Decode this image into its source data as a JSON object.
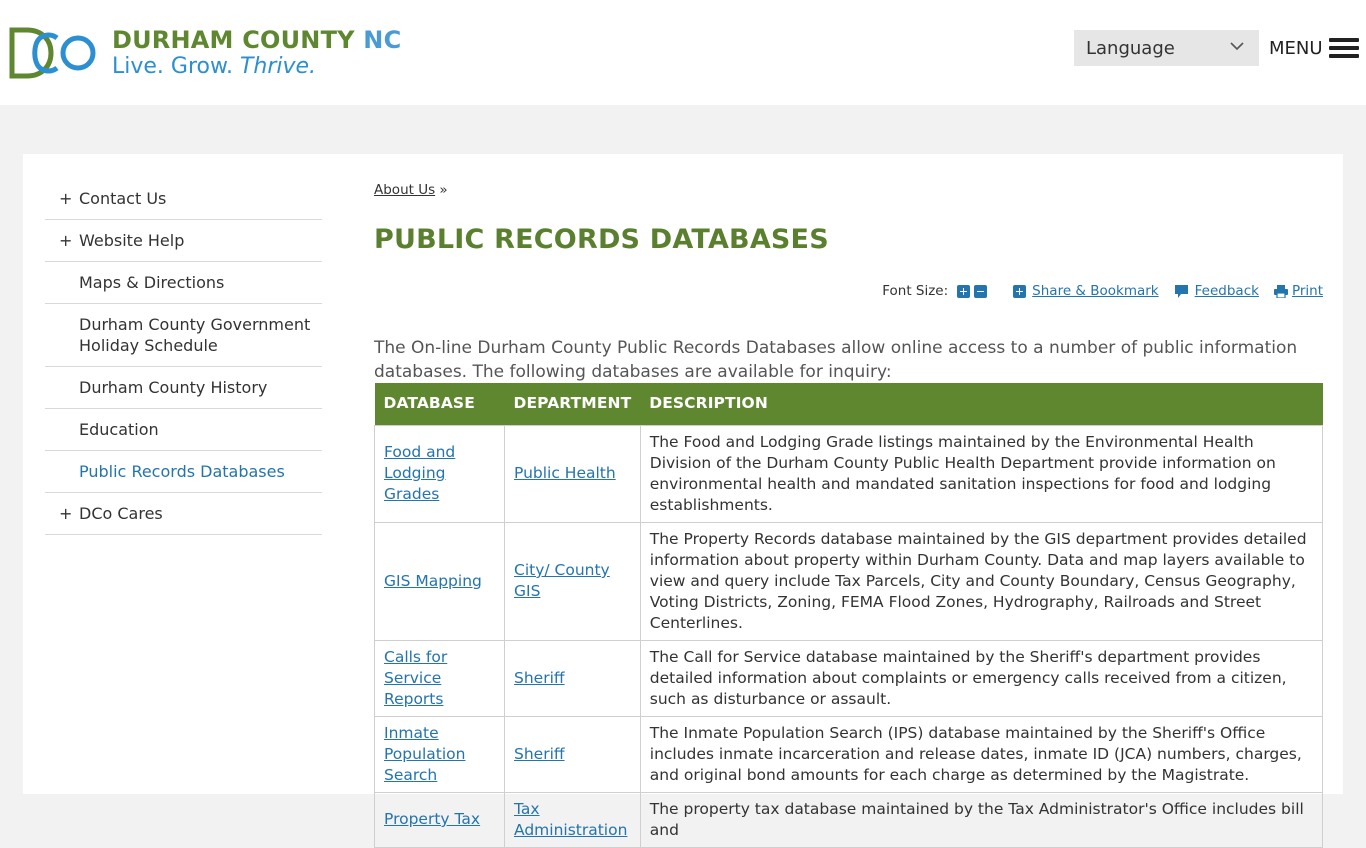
{
  "header": {
    "logo_name_part1": "DURHAM COUNTY",
    "logo_name_part2": "NC",
    "logo_tagline_part1": "Live. Grow.",
    "logo_tagline_part2": "Thrive.",
    "language_label": "Language",
    "menu_label": "MENU"
  },
  "sidebar": {
    "items": [
      {
        "label": "Contact Us"
      },
      {
        "label": "Website Help"
      },
      {
        "label": "Maps & Directions"
      },
      {
        "label": "Durham County Government Holiday Schedule"
      },
      {
        "label": "Durham County History"
      },
      {
        "label": "Education"
      },
      {
        "label": "Public Records Databases"
      },
      {
        "label": "DCo Cares"
      }
    ]
  },
  "breadcrumb": {
    "link": "About Us",
    "separator": "»"
  },
  "page_title": "PUBLIC RECORDS DATABASES",
  "tools": {
    "font_size_label": "Font Size:",
    "share_label": "Share & Bookmark",
    "feedback_label": "Feedback",
    "print_label": "Print"
  },
  "intro": "The On-line Durham County Public Records Databases allow online access to a number of public information databases. The following databases are available for inquiry:",
  "table": {
    "headers": [
      "DATABASE",
      "DEPARTMENT",
      "DESCRIPTION"
    ],
    "rows": [
      {
        "database": "Food and Lodging Grades",
        "department": "Public Health",
        "description": "The Food and Lodging Grade listings maintained by the Environmental Health Division of the Durham County Public Health Department provide information on environmental health and mandated sanitation inspections for food and lodging establishments."
      },
      {
        "database": "GIS Mapping",
        "department": "City/ County GIS",
        "description": "The Property Records database maintained by the GIS department provides detailed information about property within Durham County. Data and map layers available to view and query include Tax Parcels, City and County Boundary, Census Geography, Voting Districts, Zoning, FEMA Flood Zones, Hydrography, Railroads and Street Centerlines."
      },
      {
        "database": "Calls for Service Reports",
        "department": "Sheriff",
        "description": "The Call for Service database maintained by the Sheriff's department provides detailed information about complaints or emergency calls received from a citizen, such as disturbance or assault."
      },
      {
        "database": "Inmate Population Search",
        "department": "Sheriff",
        "description": "The Inmate Population Search (IPS) database maintained by the Sheriff's Office includes inmate incarceration and release dates, inmate ID (JCA) numbers, charges, and original bond amounts for each charge as determined by the Magistrate."
      },
      {
        "database": "Property Tax",
        "department": "Tax Administration",
        "description": "The property tax database maintained by the Tax Administrator's Office includes bill and"
      }
    ]
  },
  "colors": {
    "brand_green": "#5e8730",
    "brand_blue": "#2474ad",
    "logo_blue": "#4a9ad6"
  }
}
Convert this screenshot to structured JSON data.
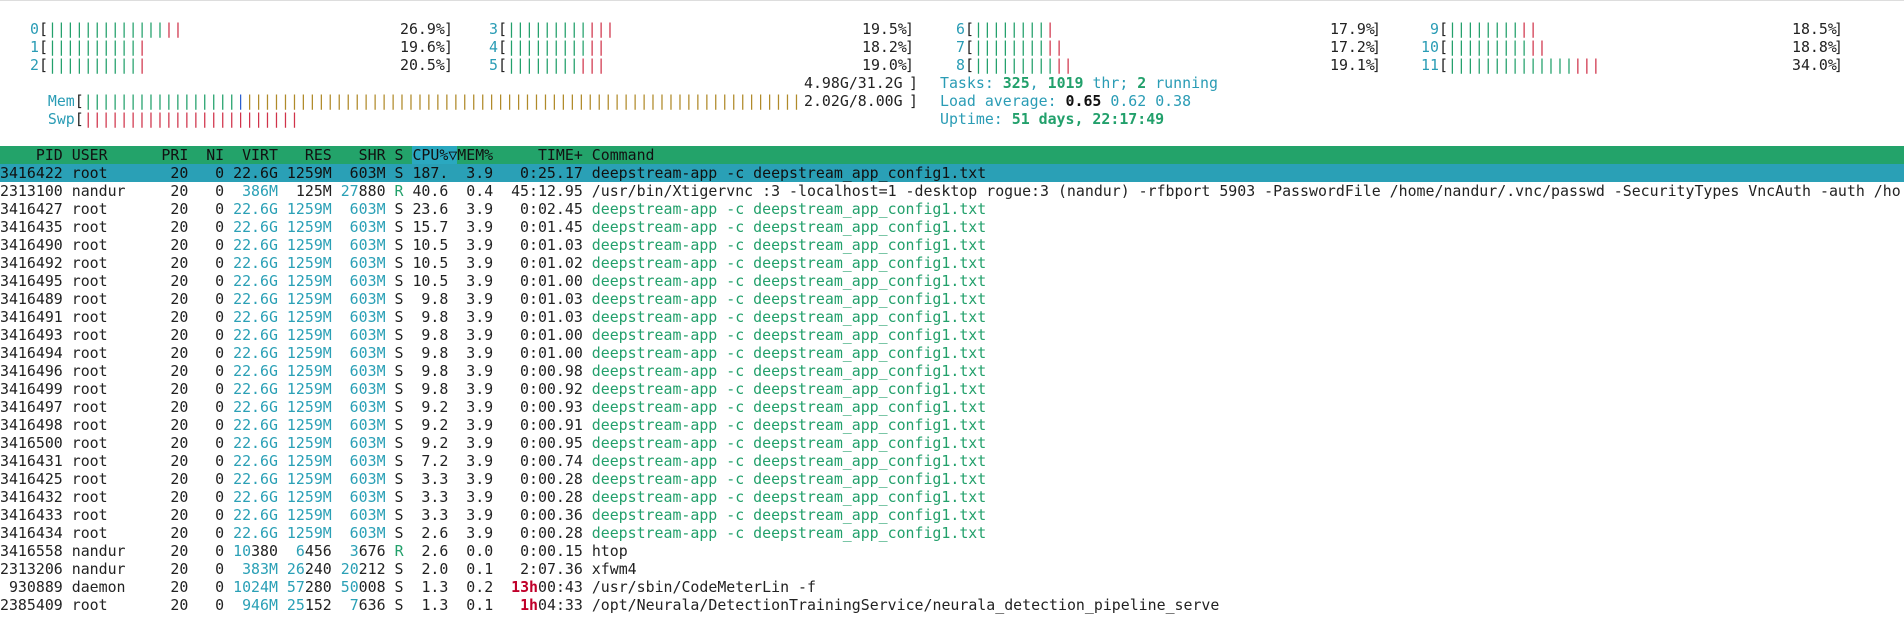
{
  "cpus": [
    {
      "id": "0",
      "green": 13,
      "red": 2,
      "pct": "26.9%"
    },
    {
      "id": "1",
      "green": 10,
      "red": 1,
      "pct": "19.6%"
    },
    {
      "id": "2",
      "green": 10,
      "red": 1,
      "pct": "20.5%"
    },
    {
      "id": "3",
      "green": 9,
      "red": 3,
      "pct": "19.5%"
    },
    {
      "id": "4",
      "green": 9,
      "red": 2,
      "pct": "18.2%"
    },
    {
      "id": "5",
      "green": 8,
      "red": 3,
      "pct": "19.0%"
    },
    {
      "id": "6",
      "green": 8,
      "red": 1,
      "pct": "17.9%"
    },
    {
      "id": "7",
      "green": 8,
      "red": 2,
      "pct": "17.2%"
    },
    {
      "id": "8",
      "green": 9,
      "red": 2,
      "pct": "19.1%"
    },
    {
      "id": "9",
      "green": 8,
      "red": 2,
      "pct": "18.5%"
    },
    {
      "id": "10",
      "green": 9,
      "red": 2,
      "pct": "18.8%"
    },
    {
      "id": "11",
      "green": 14,
      "red": 3,
      "pct": "34.0%"
    }
  ],
  "mem": {
    "label": "Mem",
    "value": "4.98G/31.2G",
    "green": 17,
    "blue": 1,
    "yellow": 62
  },
  "swp": {
    "label": "Swp",
    "value": "2.02G/8.00G",
    "red": 24
  },
  "tasks": {
    "prefix": "Tasks: ",
    "count": "325",
    "sep1": ", ",
    "threads": "1019",
    "thr_label": " thr; ",
    "running": "2",
    "running_label": " running"
  },
  "load": {
    "prefix": "Load average: ",
    "l1": "0.65",
    "l5": "0.62",
    "l15": "0.38"
  },
  "uptime": {
    "prefix": "Uptime: ",
    "value": "51 days, 22:17:49"
  },
  "columns": {
    "pid": "PID",
    "user": "USER",
    "pri": "PRI",
    "ni": "NI",
    "virt": "VIRT",
    "res": "RES",
    "shr": "SHR",
    "s": "S",
    "cpu": "CPU%▽",
    "mem": "MEM%",
    "time": "TIME+",
    "command": "Command"
  },
  "processes": [
    {
      "pid": "3416422",
      "user": "root",
      "pri": "20",
      "ni": "0",
      "virt": "22.6G",
      "res": "1259M",
      "shr": "603M",
      "s": "S",
      "cpu": "187.",
      "mem": "3.9",
      "time": "0:25.17",
      "cmd": "deepstream-app -c deepstream_app_config1.txt",
      "thread": false,
      "selected": true
    },
    {
      "pid": "2313100",
      "user": "nandur",
      "pri": "20",
      "ni": "0",
      "virt": "386M",
      "res": "125M",
      "shr": "27880",
      "s": "R",
      "cpu": "40.6",
      "mem": "0.4",
      "time": "45:12.95",
      "cmd": "/usr/bin/Xtigervnc :3 -localhost=1 -desktop rogue:3 (nandur) -rfbport 5903 -PasswordFile /home/nandur/.vnc/passwd -SecurityTypes VncAuth -auth /ho",
      "thread": false,
      "selected": false
    },
    {
      "pid": "3416427",
      "user": "root",
      "pri": "20",
      "ni": "0",
      "virt": "22.6G",
      "res": "1259M",
      "shr": "603M",
      "s": "S",
      "cpu": "23.6",
      "mem": "3.9",
      "time": "0:02.45",
      "cmd": "deepstream-app -c deepstream_app_config1.txt",
      "thread": true,
      "selected": false
    },
    {
      "pid": "3416435",
      "user": "root",
      "pri": "20",
      "ni": "0",
      "virt": "22.6G",
      "res": "1259M",
      "shr": "603M",
      "s": "S",
      "cpu": "15.7",
      "mem": "3.9",
      "time": "0:01.45",
      "cmd": "deepstream-app -c deepstream_app_config1.txt",
      "thread": true,
      "selected": false
    },
    {
      "pid": "3416490",
      "user": "root",
      "pri": "20",
      "ni": "0",
      "virt": "22.6G",
      "res": "1259M",
      "shr": "603M",
      "s": "S",
      "cpu": "10.5",
      "mem": "3.9",
      "time": "0:01.03",
      "cmd": "deepstream-app -c deepstream_app_config1.txt",
      "thread": true,
      "selected": false
    },
    {
      "pid": "3416492",
      "user": "root",
      "pri": "20",
      "ni": "0",
      "virt": "22.6G",
      "res": "1259M",
      "shr": "603M",
      "s": "S",
      "cpu": "10.5",
      "mem": "3.9",
      "time": "0:01.02",
      "cmd": "deepstream-app -c deepstream_app_config1.txt",
      "thread": true,
      "selected": false
    },
    {
      "pid": "3416495",
      "user": "root",
      "pri": "20",
      "ni": "0",
      "virt": "22.6G",
      "res": "1259M",
      "shr": "603M",
      "s": "S",
      "cpu": "10.5",
      "mem": "3.9",
      "time": "0:01.00",
      "cmd": "deepstream-app -c deepstream_app_config1.txt",
      "thread": true,
      "selected": false
    },
    {
      "pid": "3416489",
      "user": "root",
      "pri": "20",
      "ni": "0",
      "virt": "22.6G",
      "res": "1259M",
      "shr": "603M",
      "s": "S",
      "cpu": "9.8",
      "mem": "3.9",
      "time": "0:01.03",
      "cmd": "deepstream-app -c deepstream_app_config1.txt",
      "thread": true,
      "selected": false
    },
    {
      "pid": "3416491",
      "user": "root",
      "pri": "20",
      "ni": "0",
      "virt": "22.6G",
      "res": "1259M",
      "shr": "603M",
      "s": "S",
      "cpu": "9.8",
      "mem": "3.9",
      "time": "0:01.03",
      "cmd": "deepstream-app -c deepstream_app_config1.txt",
      "thread": true,
      "selected": false
    },
    {
      "pid": "3416493",
      "user": "root",
      "pri": "20",
      "ni": "0",
      "virt": "22.6G",
      "res": "1259M",
      "shr": "603M",
      "s": "S",
      "cpu": "9.8",
      "mem": "3.9",
      "time": "0:01.00",
      "cmd": "deepstream-app -c deepstream_app_config1.txt",
      "thread": true,
      "selected": false
    },
    {
      "pid": "3416494",
      "user": "root",
      "pri": "20",
      "ni": "0",
      "virt": "22.6G",
      "res": "1259M",
      "shr": "603M",
      "s": "S",
      "cpu": "9.8",
      "mem": "3.9",
      "time": "0:01.00",
      "cmd": "deepstream-app -c deepstream_app_config1.txt",
      "thread": true,
      "selected": false
    },
    {
      "pid": "3416496",
      "user": "root",
      "pri": "20",
      "ni": "0",
      "virt": "22.6G",
      "res": "1259M",
      "shr": "603M",
      "s": "S",
      "cpu": "9.8",
      "mem": "3.9",
      "time": "0:00.98",
      "cmd": "deepstream-app -c deepstream_app_config1.txt",
      "thread": true,
      "selected": false
    },
    {
      "pid": "3416499",
      "user": "root",
      "pri": "20",
      "ni": "0",
      "virt": "22.6G",
      "res": "1259M",
      "shr": "603M",
      "s": "S",
      "cpu": "9.8",
      "mem": "3.9",
      "time": "0:00.92",
      "cmd": "deepstream-app -c deepstream_app_config1.txt",
      "thread": true,
      "selected": false
    },
    {
      "pid": "3416497",
      "user": "root",
      "pri": "20",
      "ni": "0",
      "virt": "22.6G",
      "res": "1259M",
      "shr": "603M",
      "s": "S",
      "cpu": "9.2",
      "mem": "3.9",
      "time": "0:00.93",
      "cmd": "deepstream-app -c deepstream_app_config1.txt",
      "thread": true,
      "selected": false
    },
    {
      "pid": "3416498",
      "user": "root",
      "pri": "20",
      "ni": "0",
      "virt": "22.6G",
      "res": "1259M",
      "shr": "603M",
      "s": "S",
      "cpu": "9.2",
      "mem": "3.9",
      "time": "0:00.91",
      "cmd": "deepstream-app -c deepstream_app_config1.txt",
      "thread": true,
      "selected": false
    },
    {
      "pid": "3416500",
      "user": "root",
      "pri": "20",
      "ni": "0",
      "virt": "22.6G",
      "res": "1259M",
      "shr": "603M",
      "s": "S",
      "cpu": "9.2",
      "mem": "3.9",
      "time": "0:00.95",
      "cmd": "deepstream-app -c deepstream_app_config1.txt",
      "thread": true,
      "selected": false
    },
    {
      "pid": "3416431",
      "user": "root",
      "pri": "20",
      "ni": "0",
      "virt": "22.6G",
      "res": "1259M",
      "shr": "603M",
      "s": "S",
      "cpu": "7.2",
      "mem": "3.9",
      "time": "0:00.74",
      "cmd": "deepstream-app -c deepstream_app_config1.txt",
      "thread": true,
      "selected": false
    },
    {
      "pid": "3416425",
      "user": "root",
      "pri": "20",
      "ni": "0",
      "virt": "22.6G",
      "res": "1259M",
      "shr": "603M",
      "s": "S",
      "cpu": "3.3",
      "mem": "3.9",
      "time": "0:00.28",
      "cmd": "deepstream-app -c deepstream_app_config1.txt",
      "thread": true,
      "selected": false
    },
    {
      "pid": "3416432",
      "user": "root",
      "pri": "20",
      "ni": "0",
      "virt": "22.6G",
      "res": "1259M",
      "shr": "603M",
      "s": "S",
      "cpu": "3.3",
      "mem": "3.9",
      "time": "0:00.28",
      "cmd": "deepstream-app -c deepstream_app_config1.txt",
      "thread": true,
      "selected": false
    },
    {
      "pid": "3416433",
      "user": "root",
      "pri": "20",
      "ni": "0",
      "virt": "22.6G",
      "res": "1259M",
      "shr": "603M",
      "s": "S",
      "cpu": "3.3",
      "mem": "3.9",
      "time": "0:00.36",
      "cmd": "deepstream-app -c deepstream_app_config1.txt",
      "thread": true,
      "selected": false
    },
    {
      "pid": "3416434",
      "user": "root",
      "pri": "20",
      "ni": "0",
      "virt": "22.6G",
      "res": "1259M",
      "shr": "603M",
      "s": "S",
      "cpu": "2.6",
      "mem": "3.9",
      "time": "0:00.28",
      "cmd": "deepstream-app -c deepstream_app_config1.txt",
      "thread": true,
      "selected": false
    },
    {
      "pid": "3416558",
      "user": "nandur",
      "pri": "20",
      "ni": "0",
      "virt": "10380",
      "res": "6456",
      "shr": "3676",
      "s": "R",
      "cpu": "2.6",
      "mem": "0.0",
      "time": "0:00.15",
      "cmd": "htop",
      "thread": false,
      "selected": false
    },
    {
      "pid": "2313206",
      "user": "nandur",
      "pri": "20",
      "ni": "0",
      "virt": "383M",
      "res": "26240",
      "shr": "20212",
      "s": "S",
      "cpu": "2.0",
      "mem": "0.1",
      "time": "2:07.36",
      "cmd": "xfwm4",
      "thread": false,
      "selected": false
    },
    {
      "pid": "930889",
      "user": "daemon",
      "pri": "20",
      "ni": "0",
      "virt": "1024M",
      "res": "57280",
      "shr": "50008",
      "s": "S",
      "cpu": "1.3",
      "mem": "0.2",
      "time": "13h00:43",
      "cmd": "/usr/sbin/CodeMeterLin -f",
      "thread": false,
      "selected": false
    },
    {
      "pid": "2385409",
      "user": "root",
      "pri": "20",
      "ni": "0",
      "virt": "946M",
      "res": "25152",
      "shr": "7636",
      "s": "S",
      "cpu": "1.3",
      "mem": "0.1",
      "time": "1h04:33",
      "cmd": "/opt/Neurala/DetectionTrainingService/neurala_detection_pipeline_serve",
      "thread": false,
      "selected": false
    }
  ],
  "colors": {
    "header_bg": "#23a36a",
    "selected_bg": "#2aa0b6",
    "green": "#22a06b",
    "red": "#d0334a",
    "cyan": "#2a9cb5"
  }
}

_Short task_
Extract all lines from the material above that include the word "Food".

_Final answer_
        "database": "Food and Lodging Grades",
        "description": "The Food and Lodging Grade listings maintained by the Environmental Health Division of the Durham County Public Health Department provide information on environmental health and mandated sanitation inspections for food and lodging establishments."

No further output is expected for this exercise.